[Work required]: Exactly as they appear, output all of the records. Skip any images.

Dataset items:
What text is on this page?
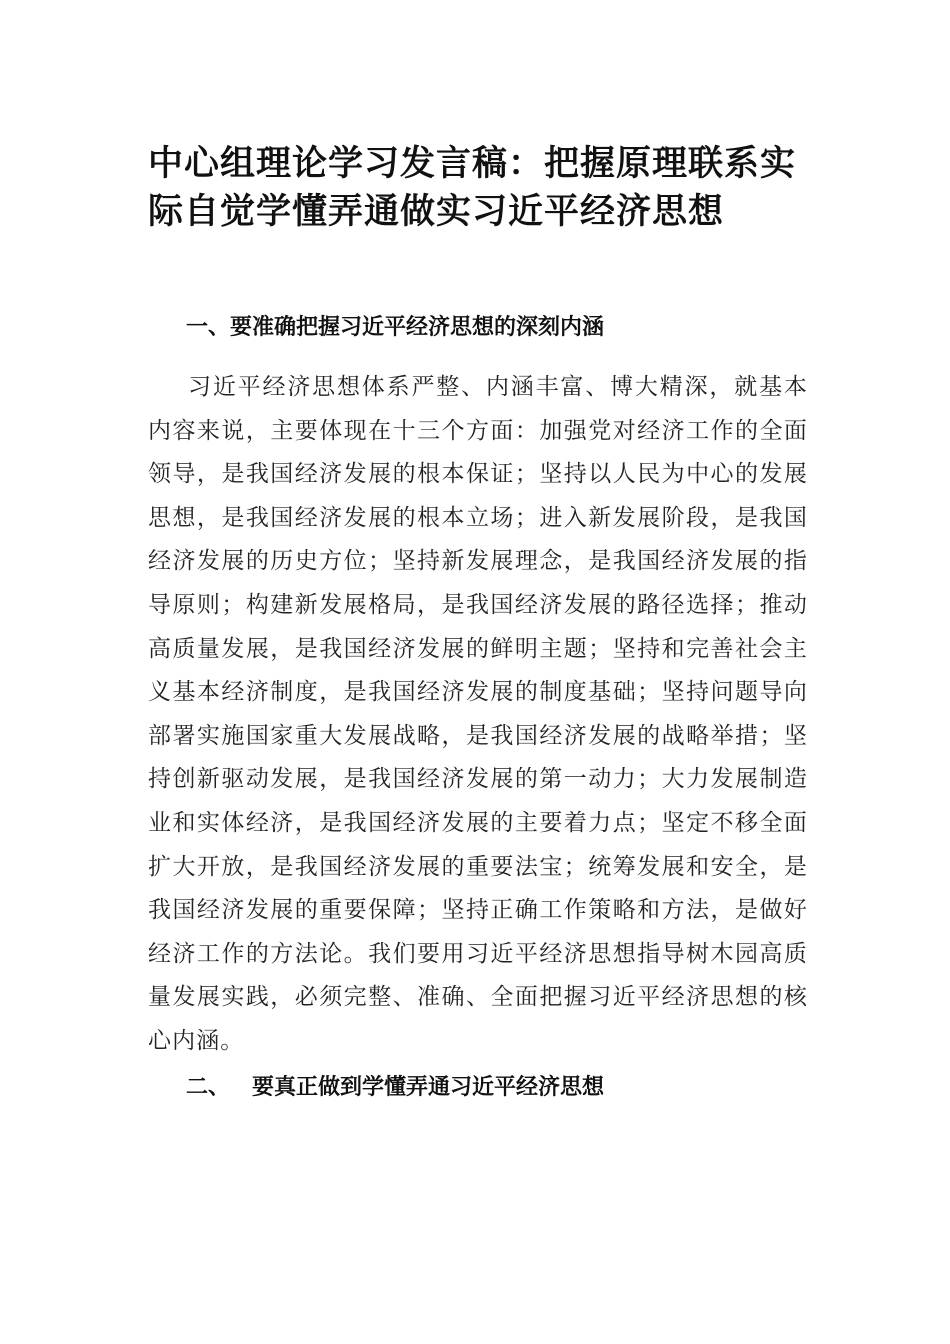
中心组理论学习发言稿：把握原理联系实际自觉学懂弄通做实习近平经济思想
一、要准确把握习近平经济思想的深刻内涵

习近平经济思想体系严整、内涵丰富、博大精深，就基本内容来说，主要体现在十三个方面：加强党对经济工作的全面领导，是我国经济发展的根本保证；坚持以人民为中心的发展思想，是我国经济发展的根本立场；进入新发展阶段，是我国经济发展的历史方位；坚持新发展理念，是我国经济发展的指导原则；构建新发展格局，是我国经济发展的路径选择；推动高质量发展，是我国经济发展的鲜明主题；坚持和完善社会主义基本经济制度，是我国经济发展的制度基础；坚持问题导向部署实施国家重大发展战略，是我国经济发展的战略举措；坚持创新驱动发展，是我国经济发展的第一动力；大力发展制造业和实体经济，是我国经济发展的主要着力点；坚定不移全面扩大开放，是我国经济发展的重要法宝；统筹发展和安全，是我国经济发展的重要保障；坚持正确工作策略和方法，是做好经济工作的方法论。我们要用习近平经济思想指导树木园高质量发展实践，必须完整、准确、全面把握习近平经济思想的核心内涵。

二、 要真正做到学懂弄通习近平经济思想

[Solution for this exercise]:
What text is on this page?
中心组理论学习发言稿：把握原理联系实际自觉学懂弄通做实习近平经济思想
一、要准确把握习近平经济思想的深刻内涵

习近平经济思想体系严整、内涵丰富、博大精深，就基本内容来说，主要体现在十三个方面：加强党对经济工作的全面领导，是我国经济发展的根本保证；坚持以人民为中心的发展思想，是我国经济发展的根本立场；进入新发展阶段，是我国经济发展的历史方位；坚持新发展理念，是我国经济发展的指导原则；构建新发展格局，是我国经济发展的路径选择；推动高质量发展，是我国经济发展的鲜明主题；坚持和完善社会主义基本经济制度，是我国经济发展的制度基础；坚持问题导向部署实施国家重大发展战略，是我国经济发展的战略举措；坚持创新驱动发展，是我国经济发展的第一动力；大力发展制造业和实体经济，是我国经济发展的主要着力点；坚定不移全面扩大开放，是我国经济发展的重要法宝；统筹发展和安全，是我国经济发展的重要保障；坚持正确工作策略和方法，是做好经济工作的方法论。我们要用习近平经济思想指导树木园高质量发展实践，必须完整、准确、全面把握习近平经济思想的核心内涵。

二、 要真正做到学懂弄通习近平经济思想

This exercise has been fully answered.